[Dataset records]
--------

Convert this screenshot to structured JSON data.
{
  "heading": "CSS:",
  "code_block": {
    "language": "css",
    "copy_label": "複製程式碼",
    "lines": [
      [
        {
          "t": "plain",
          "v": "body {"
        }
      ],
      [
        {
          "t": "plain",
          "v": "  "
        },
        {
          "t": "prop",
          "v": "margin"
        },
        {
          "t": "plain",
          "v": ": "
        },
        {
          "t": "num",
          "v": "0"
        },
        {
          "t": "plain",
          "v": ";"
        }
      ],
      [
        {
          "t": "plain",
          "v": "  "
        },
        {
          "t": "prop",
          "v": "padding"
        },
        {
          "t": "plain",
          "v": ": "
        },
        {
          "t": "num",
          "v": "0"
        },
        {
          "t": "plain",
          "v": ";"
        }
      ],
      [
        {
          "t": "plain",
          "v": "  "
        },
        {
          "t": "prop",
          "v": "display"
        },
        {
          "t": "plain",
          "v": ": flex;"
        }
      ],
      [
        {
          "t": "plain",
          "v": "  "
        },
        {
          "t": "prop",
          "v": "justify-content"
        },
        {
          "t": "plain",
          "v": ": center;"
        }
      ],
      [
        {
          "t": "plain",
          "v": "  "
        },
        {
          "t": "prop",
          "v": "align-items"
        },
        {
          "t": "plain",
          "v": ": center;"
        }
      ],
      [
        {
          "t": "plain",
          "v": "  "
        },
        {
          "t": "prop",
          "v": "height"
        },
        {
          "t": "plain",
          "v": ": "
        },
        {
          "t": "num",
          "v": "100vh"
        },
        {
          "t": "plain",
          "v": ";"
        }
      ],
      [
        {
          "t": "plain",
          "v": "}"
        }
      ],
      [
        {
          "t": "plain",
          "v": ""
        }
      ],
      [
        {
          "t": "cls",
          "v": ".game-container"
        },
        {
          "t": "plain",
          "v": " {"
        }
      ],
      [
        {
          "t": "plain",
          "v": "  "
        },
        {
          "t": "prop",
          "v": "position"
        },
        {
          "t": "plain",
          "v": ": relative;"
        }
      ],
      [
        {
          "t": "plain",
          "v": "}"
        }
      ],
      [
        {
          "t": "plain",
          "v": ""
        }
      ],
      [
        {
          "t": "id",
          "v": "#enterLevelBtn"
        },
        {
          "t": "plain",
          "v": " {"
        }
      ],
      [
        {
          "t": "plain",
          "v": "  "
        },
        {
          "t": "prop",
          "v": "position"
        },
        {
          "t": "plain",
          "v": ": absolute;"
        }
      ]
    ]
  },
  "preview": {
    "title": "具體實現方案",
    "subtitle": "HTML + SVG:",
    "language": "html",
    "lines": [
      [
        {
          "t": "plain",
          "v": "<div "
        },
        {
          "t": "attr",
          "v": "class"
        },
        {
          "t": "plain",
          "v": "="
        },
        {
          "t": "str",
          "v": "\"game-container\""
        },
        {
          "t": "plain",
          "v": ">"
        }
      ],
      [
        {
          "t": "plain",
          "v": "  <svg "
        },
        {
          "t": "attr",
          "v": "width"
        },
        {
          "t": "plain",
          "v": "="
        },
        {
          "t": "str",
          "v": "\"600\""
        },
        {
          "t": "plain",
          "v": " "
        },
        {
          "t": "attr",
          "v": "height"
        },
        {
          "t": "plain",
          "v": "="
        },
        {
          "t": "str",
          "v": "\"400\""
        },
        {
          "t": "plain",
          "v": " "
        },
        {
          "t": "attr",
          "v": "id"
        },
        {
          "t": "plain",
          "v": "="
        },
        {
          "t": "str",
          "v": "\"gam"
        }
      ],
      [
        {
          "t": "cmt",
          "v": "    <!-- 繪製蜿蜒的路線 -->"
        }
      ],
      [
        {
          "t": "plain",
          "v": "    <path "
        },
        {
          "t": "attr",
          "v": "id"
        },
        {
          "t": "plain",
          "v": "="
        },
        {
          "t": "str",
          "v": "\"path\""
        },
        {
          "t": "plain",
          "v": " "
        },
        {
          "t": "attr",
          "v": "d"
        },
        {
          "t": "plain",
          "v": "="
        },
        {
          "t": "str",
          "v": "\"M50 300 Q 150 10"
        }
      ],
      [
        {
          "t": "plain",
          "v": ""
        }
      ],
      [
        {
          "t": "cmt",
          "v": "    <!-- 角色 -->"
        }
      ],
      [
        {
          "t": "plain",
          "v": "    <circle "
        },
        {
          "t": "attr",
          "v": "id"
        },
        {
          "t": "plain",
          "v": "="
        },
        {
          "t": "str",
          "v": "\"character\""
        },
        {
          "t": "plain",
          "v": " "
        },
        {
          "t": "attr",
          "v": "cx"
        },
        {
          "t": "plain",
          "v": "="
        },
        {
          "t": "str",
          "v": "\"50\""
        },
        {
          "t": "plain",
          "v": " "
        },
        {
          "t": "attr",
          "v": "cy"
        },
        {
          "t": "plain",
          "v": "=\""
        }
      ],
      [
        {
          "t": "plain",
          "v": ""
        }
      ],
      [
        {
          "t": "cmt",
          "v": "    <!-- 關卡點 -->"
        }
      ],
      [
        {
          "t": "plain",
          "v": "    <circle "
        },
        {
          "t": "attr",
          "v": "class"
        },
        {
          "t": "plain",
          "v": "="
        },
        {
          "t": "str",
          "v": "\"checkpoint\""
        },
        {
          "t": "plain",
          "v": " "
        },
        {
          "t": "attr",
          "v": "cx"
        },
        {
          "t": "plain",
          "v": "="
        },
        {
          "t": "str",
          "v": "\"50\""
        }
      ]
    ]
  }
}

--------

_INSTRUCTIONS FOR THE TASK_
The listing above should be transcribed in full, exactly as written.

_TASK RESULT_
Convert this screenshot to structured JSON data.
{
  "heading": "CSS:",
  "code_block": {
    "language": "css",
    "copy_label": "複製程式碼",
    "lines": [
      [
        {
          "t": "plain",
          "v": "body {"
        }
      ],
      [
        {
          "t": "plain",
          "v": "  "
        },
        {
          "t": "prop",
          "v": "margin"
        },
        {
          "t": "plain",
          "v": ": "
        },
        {
          "t": "num",
          "v": "0"
        },
        {
          "t": "plain",
          "v": ";"
        }
      ],
      [
        {
          "t": "plain",
          "v": "  "
        },
        {
          "t": "prop",
          "v": "padding"
        },
        {
          "t": "plain",
          "v": ": "
        },
        {
          "t": "num",
          "v": "0"
        },
        {
          "t": "plain",
          "v": ";"
        }
      ],
      [
        {
          "t": "plain",
          "v": "  "
        },
        {
          "t": "prop",
          "v": "display"
        },
        {
          "t": "plain",
          "v": ": flex;"
        }
      ],
      [
        {
          "t": "plain",
          "v": "  "
        },
        {
          "t": "prop",
          "v": "justify-content"
        },
        {
          "t": "plain",
          "v": ": center;"
        }
      ],
      [
        {
          "t": "plain",
          "v": "  "
        },
        {
          "t": "prop",
          "v": "align-items"
        },
        {
          "t": "plain",
          "v": ": center;"
        }
      ],
      [
        {
          "t": "plain",
          "v": "  "
        },
        {
          "t": "prop",
          "v": "height"
        },
        {
          "t": "plain",
          "v": ": "
        },
        {
          "t": "num",
          "v": "100vh"
        },
        {
          "t": "plain",
          "v": ";"
        }
      ],
      [
        {
          "t": "plain",
          "v": "}"
        }
      ],
      [
        {
          "t": "plain",
          "v": ""
        }
      ],
      [
        {
          "t": "cls",
          "v": ".game-container"
        },
        {
          "t": "plain",
          "v": " {"
        }
      ],
      [
        {
          "t": "plain",
          "v": "  "
        },
        {
          "t": "prop",
          "v": "position"
        },
        {
          "t": "plain",
          "v": ": relative;"
        }
      ],
      [
        {
          "t": "plain",
          "v": "}"
        }
      ],
      [
        {
          "t": "plain",
          "v": ""
        }
      ],
      [
        {
          "t": "id",
          "v": "#enterLevelBtn"
        },
        {
          "t": "plain",
          "v": " {"
        }
      ],
      [
        {
          "t": "plain",
          "v": "  "
        },
        {
          "t": "prop",
          "v": "position"
        },
        {
          "t": "plain",
          "v": ": absolute;"
        }
      ]
    ]
  },
  "preview": {
    "title": "具體實現方案",
    "subtitle": "HTML + SVG:",
    "language": "html",
    "lines": [
      [
        {
          "t": "plain",
          "v": "<div "
        },
        {
          "t": "attr",
          "v": "class"
        },
        {
          "t": "plain",
          "v": "="
        },
        {
          "t": "str",
          "v": "\"game-container\""
        },
        {
          "t": "plain",
          "v": ">"
        }
      ],
      [
        {
          "t": "plain",
          "v": "  <svg "
        },
        {
          "t": "attr",
          "v": "width"
        },
        {
          "t": "plain",
          "v": "="
        },
        {
          "t": "str",
          "v": "\"600\""
        },
        {
          "t": "plain",
          "v": " "
        },
        {
          "t": "attr",
          "v": "height"
        },
        {
          "t": "plain",
          "v": "="
        },
        {
          "t": "str",
          "v": "\"400\""
        },
        {
          "t": "plain",
          "v": " "
        },
        {
          "t": "attr",
          "v": "id"
        },
        {
          "t": "plain",
          "v": "="
        },
        {
          "t": "str",
          "v": "\"gam"
        }
      ],
      [
        {
          "t": "cmt",
          "v": "    <!-- 繪製蜿蜒的路線 -->"
        }
      ],
      [
        {
          "t": "plain",
          "v": "    <path "
        },
        {
          "t": "attr",
          "v": "id"
        },
        {
          "t": "plain",
          "v": "="
        },
        {
          "t": "str",
          "v": "\"path\""
        },
        {
          "t": "plain",
          "v": " "
        },
        {
          "t": "attr",
          "v": "d"
        },
        {
          "t": "plain",
          "v": "="
        },
        {
          "t": "str",
          "v": "\"M50 300 Q 150 10"
        }
      ],
      [
        {
          "t": "plain",
          "v": ""
        }
      ],
      [
        {
          "t": "cmt",
          "v": "    <!-- 角色 -->"
        }
      ],
      [
        {
          "t": "plain",
          "v": "    <circle "
        },
        {
          "t": "attr",
          "v": "id"
        },
        {
          "t": "plain",
          "v": "="
        },
        {
          "t": "str",
          "v": "\"character\""
        },
        {
          "t": "plain",
          "v": " "
        },
        {
          "t": "attr",
          "v": "cx"
        },
        {
          "t": "plain",
          "v": "="
        },
        {
          "t": "str",
          "v": "\"50\""
        },
        {
          "t": "plain",
          "v": " "
        },
        {
          "t": "attr",
          "v": "cy"
        },
        {
          "t": "plain",
          "v": "=\""
        }
      ],
      [
        {
          "t": "plain",
          "v": ""
        }
      ],
      [
        {
          "t": "cmt",
          "v": "    <!-- 關卡點 -->"
        }
      ],
      [
        {
          "t": "plain",
          "v": "    <circle "
        },
        {
          "t": "attr",
          "v": "class"
        },
        {
          "t": "plain",
          "v": "="
        },
        {
          "t": "str",
          "v": "\"checkpoint\""
        },
        {
          "t": "plain",
          "v": " "
        },
        {
          "t": "attr",
          "v": "cx"
        },
        {
          "t": "plain",
          "v": "="
        },
        {
          "t": "str",
          "v": "\"50\""
        }
      ]
    ]
  }
}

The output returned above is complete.